Supplied records

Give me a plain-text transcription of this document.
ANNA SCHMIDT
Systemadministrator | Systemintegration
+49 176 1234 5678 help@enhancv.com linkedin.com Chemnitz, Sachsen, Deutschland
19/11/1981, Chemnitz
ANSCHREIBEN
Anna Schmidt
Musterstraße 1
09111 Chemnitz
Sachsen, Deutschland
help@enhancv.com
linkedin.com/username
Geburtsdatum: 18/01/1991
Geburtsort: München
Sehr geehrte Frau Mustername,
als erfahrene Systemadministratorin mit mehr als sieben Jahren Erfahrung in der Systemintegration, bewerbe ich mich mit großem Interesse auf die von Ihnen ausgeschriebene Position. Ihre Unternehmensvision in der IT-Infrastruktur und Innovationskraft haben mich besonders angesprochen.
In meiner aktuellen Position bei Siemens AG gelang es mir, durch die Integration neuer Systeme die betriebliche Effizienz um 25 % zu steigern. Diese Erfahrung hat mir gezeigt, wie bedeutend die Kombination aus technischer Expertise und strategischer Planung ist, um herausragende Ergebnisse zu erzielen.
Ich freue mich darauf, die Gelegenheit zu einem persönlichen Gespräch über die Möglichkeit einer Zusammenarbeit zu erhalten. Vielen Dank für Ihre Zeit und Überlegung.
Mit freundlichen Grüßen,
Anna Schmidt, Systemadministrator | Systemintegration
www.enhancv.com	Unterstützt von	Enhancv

==

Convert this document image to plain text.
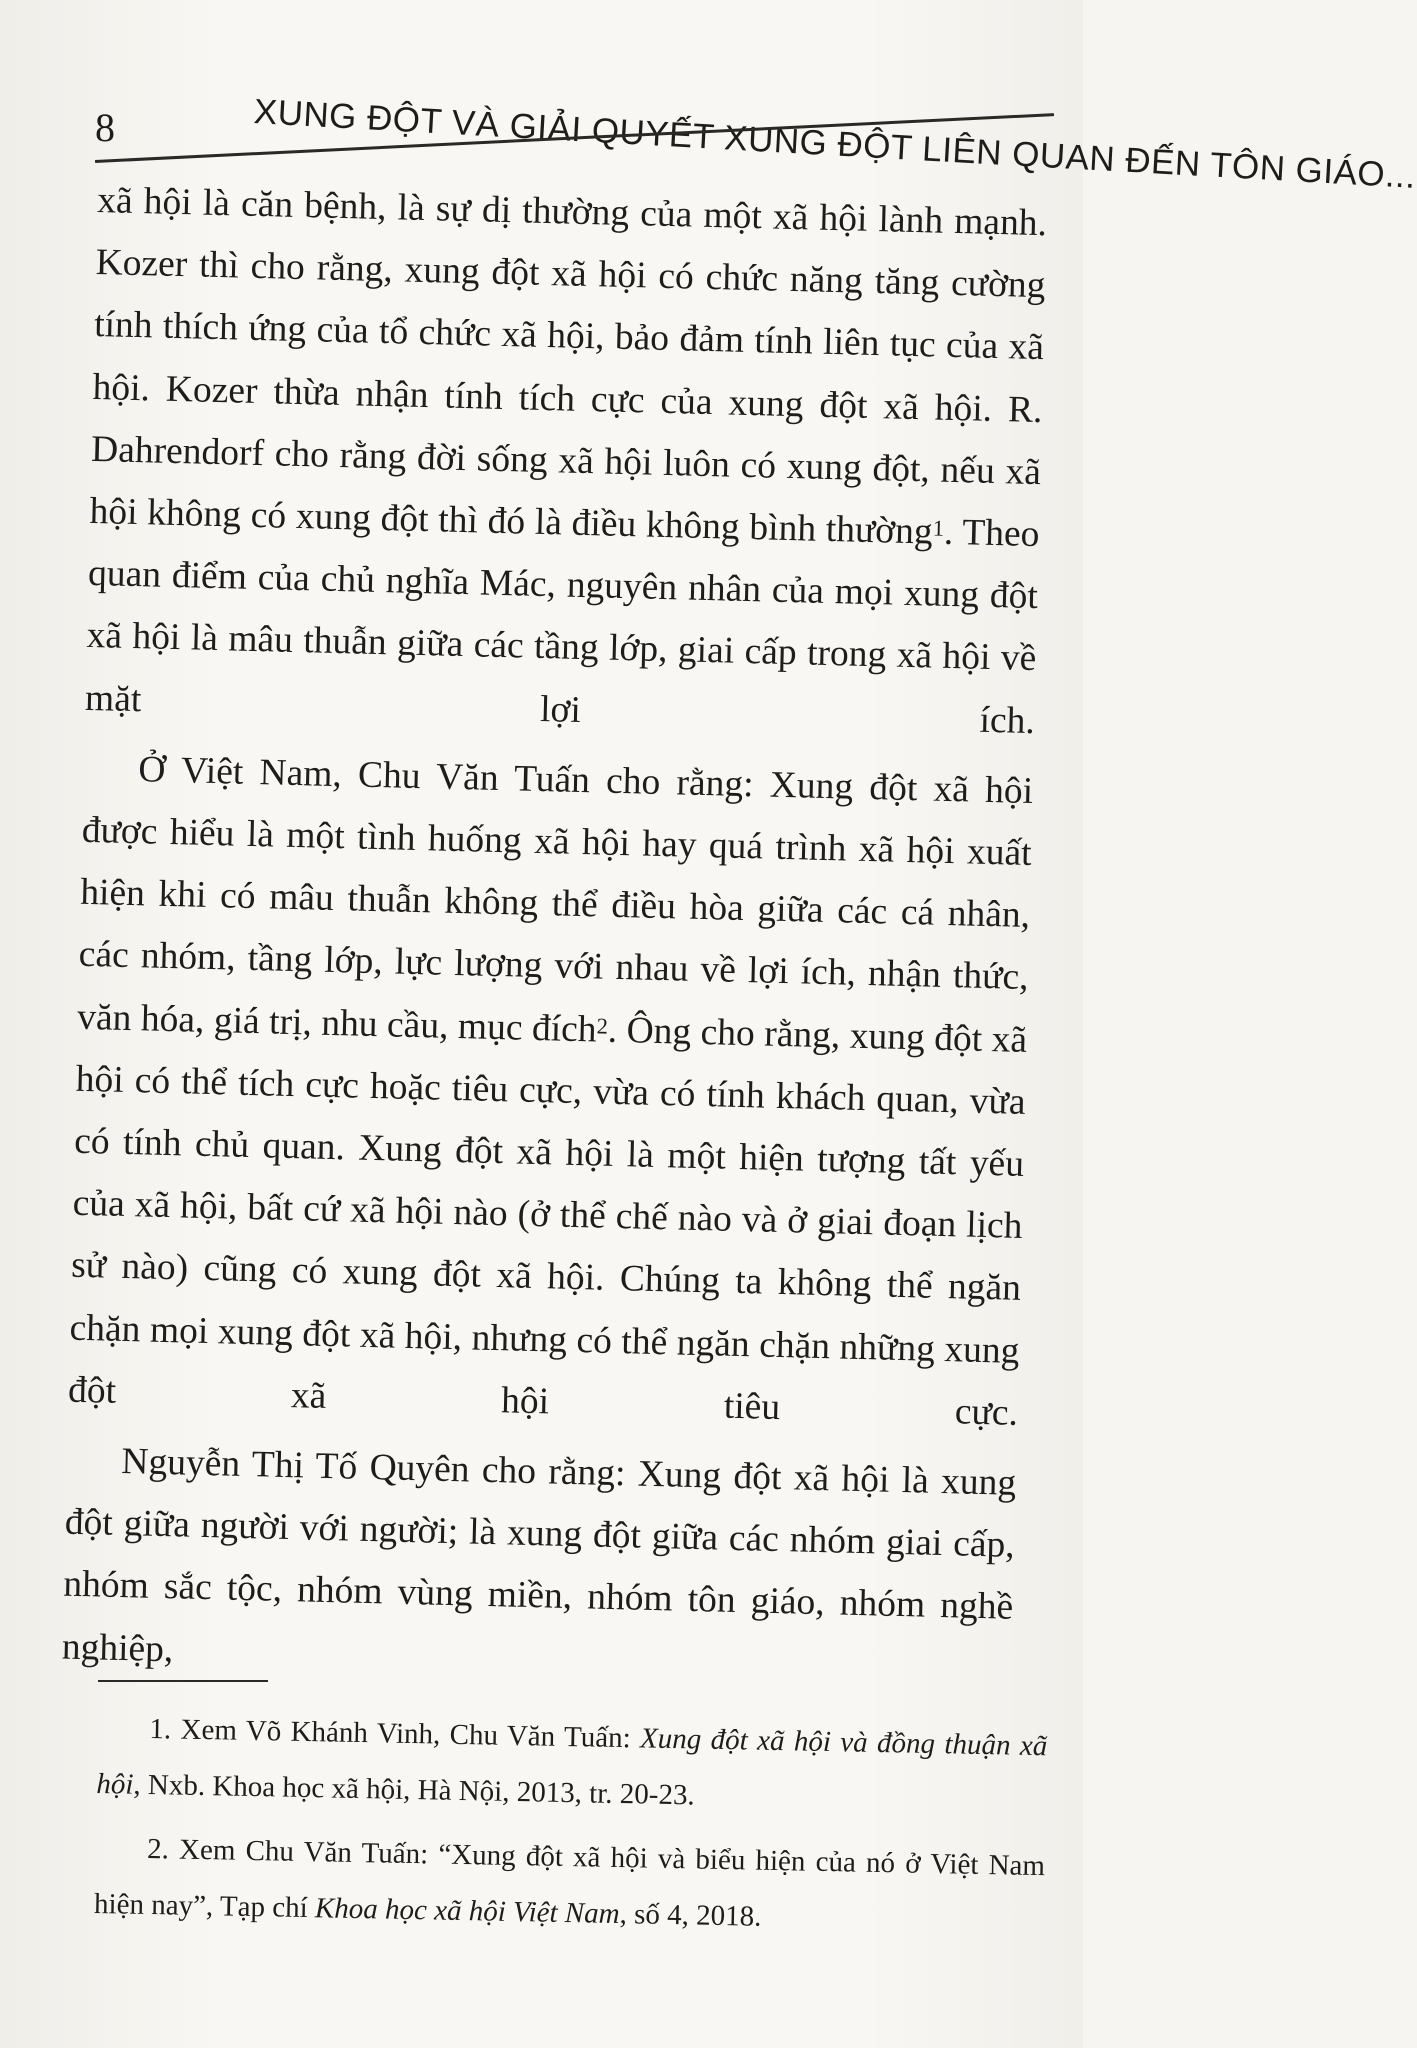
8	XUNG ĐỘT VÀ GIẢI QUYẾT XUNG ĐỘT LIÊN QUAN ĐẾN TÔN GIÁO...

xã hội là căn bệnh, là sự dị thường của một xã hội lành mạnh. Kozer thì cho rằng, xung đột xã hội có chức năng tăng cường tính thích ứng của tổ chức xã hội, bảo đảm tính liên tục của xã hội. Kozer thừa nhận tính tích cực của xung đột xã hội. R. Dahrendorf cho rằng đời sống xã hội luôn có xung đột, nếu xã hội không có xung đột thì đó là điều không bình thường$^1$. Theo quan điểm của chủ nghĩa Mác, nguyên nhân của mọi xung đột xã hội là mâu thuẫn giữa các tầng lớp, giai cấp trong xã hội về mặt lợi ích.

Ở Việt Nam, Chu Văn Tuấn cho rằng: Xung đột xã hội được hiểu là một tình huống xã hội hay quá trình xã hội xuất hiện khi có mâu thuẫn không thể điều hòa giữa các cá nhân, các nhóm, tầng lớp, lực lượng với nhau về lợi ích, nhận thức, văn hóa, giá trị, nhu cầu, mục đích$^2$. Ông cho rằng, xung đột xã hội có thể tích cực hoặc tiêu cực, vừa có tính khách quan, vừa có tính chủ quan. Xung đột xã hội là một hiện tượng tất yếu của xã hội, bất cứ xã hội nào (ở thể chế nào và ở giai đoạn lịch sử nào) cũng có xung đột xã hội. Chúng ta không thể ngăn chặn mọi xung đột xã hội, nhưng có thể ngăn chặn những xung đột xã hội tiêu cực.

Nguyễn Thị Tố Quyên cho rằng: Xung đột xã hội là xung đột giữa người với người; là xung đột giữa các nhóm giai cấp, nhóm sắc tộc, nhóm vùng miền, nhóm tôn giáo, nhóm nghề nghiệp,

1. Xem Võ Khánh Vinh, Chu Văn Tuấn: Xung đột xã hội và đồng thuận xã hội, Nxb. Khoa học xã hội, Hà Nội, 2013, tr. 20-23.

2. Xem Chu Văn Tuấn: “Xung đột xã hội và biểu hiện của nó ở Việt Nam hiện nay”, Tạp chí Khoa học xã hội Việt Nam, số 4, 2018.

Aim
Select every line of the records holding the string "Position".

Written solution
als erfahrene Systemadministratorin mit mehr als sieben Jahren Erfahrung in der Systemintegration, bewerbe ich mich mit großem Interesse auf die von Ihnen ausgeschriebene Position. Ihre Unternehmensvision in der IT-Infrastruktur und Innovationskraft haben mich besonders angesprochen.
In meiner aktuellen Position bei Siemens AG gelang es mir, durch die Integration neuer Systeme die betriebliche Effizienz um 25 % zu steigern. Diese Erfahrung hat mir gezeigt, wie bedeutend die Kombination aus technischer Expertise und strategischer Planung ist, um herausragende Ergebnisse zu erzielen.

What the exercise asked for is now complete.